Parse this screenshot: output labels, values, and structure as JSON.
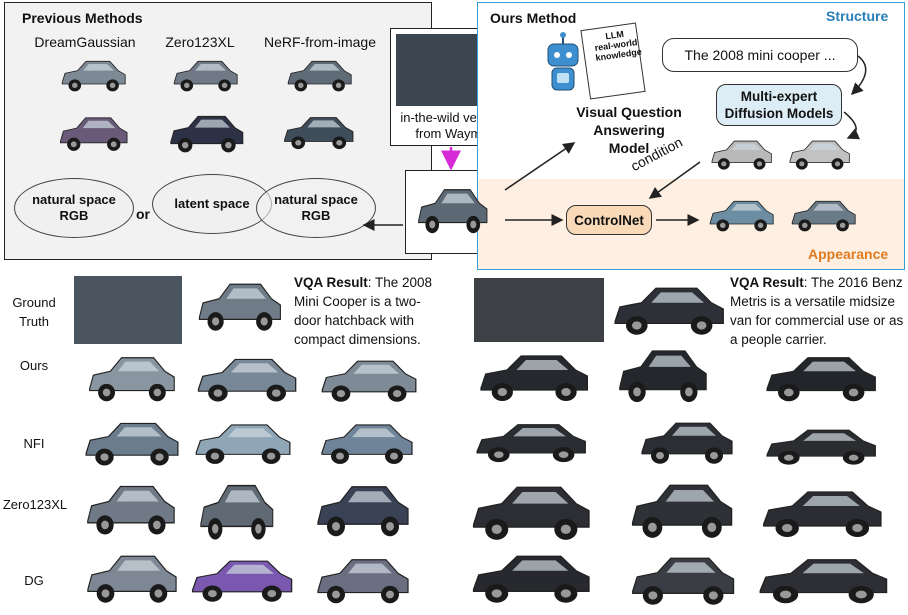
{
  "previous": {
    "title": "Previous Methods",
    "methods": [
      "DreamGaussian",
      "Zero123XL",
      "NeRF-from-image"
    ],
    "spaces": {
      "left_ellipse": "natural space\nRGB",
      "or": "or",
      "middle_ellipse": "latent space",
      "right_ellipse": "natural space\nRGB"
    }
  },
  "input": {
    "caption": "in-the-wild vehicle\nfrom Waymo"
  },
  "ours": {
    "title": "Ours Method",
    "structure": "Structure",
    "appearance": "Appearance",
    "llm_doc": "LLM\nreal-world\nknowledge",
    "prompt": "The 2008 mini cooper ...",
    "vqa_model": "Visual Question\nAnswering Model",
    "diffusion": "Multi-expert\nDiffusion Models",
    "condition": "condition",
    "controlnet": "ControlNet"
  },
  "results": {
    "row_labels": [
      "Ground\nTruth",
      "Ours",
      "NFI",
      "Zero123XL",
      "DG"
    ],
    "left_vqa_bold": "VQA Result",
    "left_vqa_text": ": The 2008 Mini Cooper is a two-door hatchback with compact dimensions.",
    "right_vqa_bold": "VQA Result",
    "right_vqa_text": ": The 2016 Benz Metris is a versatile midsize van for commercial use or as a people carrier."
  },
  "colors": {
    "structure_blue": "#2a7fb8",
    "appearance_orange": "#e07b20",
    "controlnet_fill": "#f9d9b8",
    "diffusion_fill": "#dcedf5",
    "magenta_arrow": "#d62ad6"
  }
}
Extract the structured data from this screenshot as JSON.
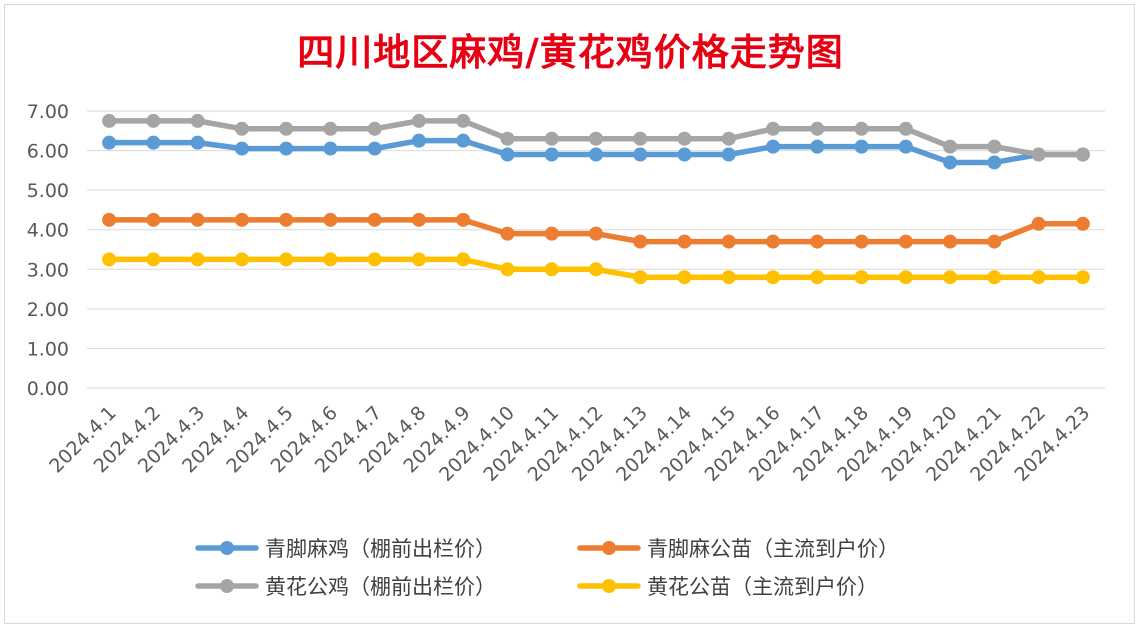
{
  "chart_data": {
    "type": "line",
    "title": "四川地区麻鸡/黄花鸡价格走势图",
    "xlabel": "",
    "ylabel": "",
    "ylim": [
      0,
      7
    ],
    "yticks": [
      "0.00",
      "1.00",
      "2.00",
      "3.00",
      "4.00",
      "5.00",
      "6.00",
      "7.00"
    ],
    "grid": true,
    "legend_position": "bottom",
    "categories": [
      "2024.4.1",
      "2024.4.2",
      "2024.4.3",
      "2024.4.4",
      "2024.4.5",
      "2024.4.6",
      "2024.4.7",
      "2024.4.8",
      "2024.4.9",
      "2024.4.10",
      "2024.4.11",
      "2024.4.12",
      "2024.4.13",
      "2024.4.14",
      "2024.4.15",
      "2024.4.16",
      "2024.4.17",
      "2024.4.18",
      "2024.4.19",
      "2024.4.20",
      "2024.4.21",
      "2024.4.22",
      "2024.4.23"
    ],
    "series": [
      {
        "name": "青脚麻鸡（棚前出栏价）",
        "color": "#5b9bd5",
        "values": [
          6.2,
          6.2,
          6.2,
          6.05,
          6.05,
          6.05,
          6.05,
          6.25,
          6.25,
          5.9,
          5.9,
          5.9,
          5.9,
          5.9,
          5.9,
          6.1,
          6.1,
          6.1,
          6.1,
          5.7,
          5.7,
          5.9,
          5.9
        ]
      },
      {
        "name": "青脚麻公苗（主流到户价）",
        "color": "#ed7d31",
        "values": [
          4.25,
          4.25,
          4.25,
          4.25,
          4.25,
          4.25,
          4.25,
          4.25,
          4.25,
          3.9,
          3.9,
          3.9,
          3.7,
          3.7,
          3.7,
          3.7,
          3.7,
          3.7,
          3.7,
          3.7,
          3.7,
          4.15,
          4.15
        ]
      },
      {
        "name": "黄花公鸡（棚前出栏价）",
        "color": "#a5a5a5",
        "values": [
          6.75,
          6.75,
          6.75,
          6.55,
          6.55,
          6.55,
          6.55,
          6.75,
          6.75,
          6.3,
          6.3,
          6.3,
          6.3,
          6.3,
          6.3,
          6.55,
          6.55,
          6.55,
          6.55,
          6.1,
          6.1,
          5.9,
          5.9
        ]
      },
      {
        "name": "黄花公苗（主流到户价）",
        "color": "#ffc000",
        "values": [
          3.25,
          3.25,
          3.25,
          3.25,
          3.25,
          3.25,
          3.25,
          3.25,
          3.25,
          3.0,
          3.0,
          3.0,
          2.8,
          2.8,
          2.8,
          2.8,
          2.8,
          2.8,
          2.8,
          2.8,
          2.8,
          2.8,
          2.8
        ]
      }
    ]
  }
}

Challenge. Give back the entries verbatim. Do not include any picture.

The completed task.
Parse this screenshot: output labels, values, and structure as JSON.
{
  "previous": {
    "title": "Previous Methods",
    "methods": [
      "DreamGaussian",
      "Zero123XL",
      "NeRF-from-image"
    ],
    "spaces": {
      "left_ellipse": "natural space\nRGB",
      "or": "or",
      "middle_ellipse": "latent space",
      "right_ellipse": "natural space\nRGB"
    }
  },
  "input": {
    "caption": "in-the-wild vehicle\nfrom Waymo"
  },
  "ours": {
    "title": "Ours Method",
    "structure": "Structure",
    "appearance": "Appearance",
    "llm_doc": "LLM\nreal-world\nknowledge",
    "prompt": "The 2008 mini cooper ...",
    "vqa_model": "Visual Question\nAnswering Model",
    "diffusion": "Multi-expert\nDiffusion Models",
    "condition": "condition",
    "controlnet": "ControlNet"
  },
  "results": {
    "row_labels": [
      "Ground\nTruth",
      "Ours",
      "NFI",
      "Zero123XL",
      "DG"
    ],
    "left_vqa_bold": "VQA Result",
    "left_vqa_text": ": The 2008 Mini Cooper is a two-door hatchback with compact dimensions.",
    "right_vqa_bold": "VQA Result",
    "right_vqa_text": ": The 2016 Benz Metris is a versatile midsize van for commercial use or as a people carrier."
  },
  "colors": {
    "structure_blue": "#2a7fb8",
    "appearance_orange": "#e07b20",
    "controlnet_fill": "#f9d9b8",
    "diffusion_fill": "#dcedf5",
    "magenta_arrow": "#d62ad6"
  }
}
Extract the structured data from this screenshot as JSON.
{
  "chart_data": {
    "type": "line",
    "title": "四川地区麻鸡/黄花鸡价格走势图",
    "xlabel": "",
    "ylabel": "",
    "ylim": [
      0,
      7
    ],
    "yticks": [
      "0.00",
      "1.00",
      "2.00",
      "3.00",
      "4.00",
      "5.00",
      "6.00",
      "7.00"
    ],
    "grid": true,
    "legend_position": "bottom",
    "categories": [
      "2024.4.1",
      "2024.4.2",
      "2024.4.3",
      "2024.4.4",
      "2024.4.5",
      "2024.4.6",
      "2024.4.7",
      "2024.4.8",
      "2024.4.9",
      "2024.4.10",
      "2024.4.11",
      "2024.4.12",
      "2024.4.13",
      "2024.4.14",
      "2024.4.15",
      "2024.4.16",
      "2024.4.17",
      "2024.4.18",
      "2024.4.19",
      "2024.4.20",
      "2024.4.21",
      "2024.4.22",
      "2024.4.23"
    ],
    "series": [
      {
        "name": "青脚麻鸡（棚前出栏价）",
        "color": "#5b9bd5",
        "values": [
          6.2,
          6.2,
          6.2,
          6.05,
          6.05,
          6.05,
          6.05,
          6.25,
          6.25,
          5.9,
          5.9,
          5.9,
          5.9,
          5.9,
          5.9,
          6.1,
          6.1,
          6.1,
          6.1,
          5.7,
          5.7,
          5.9,
          5.9
        ]
      },
      {
        "name": "青脚麻公苗（主流到户价）",
        "color": "#ed7d31",
        "values": [
          4.25,
          4.25,
          4.25,
          4.25,
          4.25,
          4.25,
          4.25,
          4.25,
          4.25,
          3.9,
          3.9,
          3.9,
          3.7,
          3.7,
          3.7,
          3.7,
          3.7,
          3.7,
          3.7,
          3.7,
          3.7,
          4.15,
          4.15
        ]
      },
      {
        "name": "黄花公鸡（棚前出栏价）",
        "color": "#a5a5a5",
        "values": [
          6.75,
          6.75,
          6.75,
          6.55,
          6.55,
          6.55,
          6.55,
          6.75,
          6.75,
          6.3,
          6.3,
          6.3,
          6.3,
          6.3,
          6.3,
          6.55,
          6.55,
          6.55,
          6.55,
          6.1,
          6.1,
          5.9,
          5.9
        ]
      },
      {
        "name": "黄花公苗（主流到户价）",
        "color": "#ffc000",
        "values": [
          3.25,
          3.25,
          3.25,
          3.25,
          3.25,
          3.25,
          3.25,
          3.25,
          3.25,
          3.0,
          3.0,
          3.0,
          2.8,
          2.8,
          2.8,
          2.8,
          2.8,
          2.8,
          2.8,
          2.8,
          2.8,
          2.8,
          2.8
        ]
      }
    ]
  }
}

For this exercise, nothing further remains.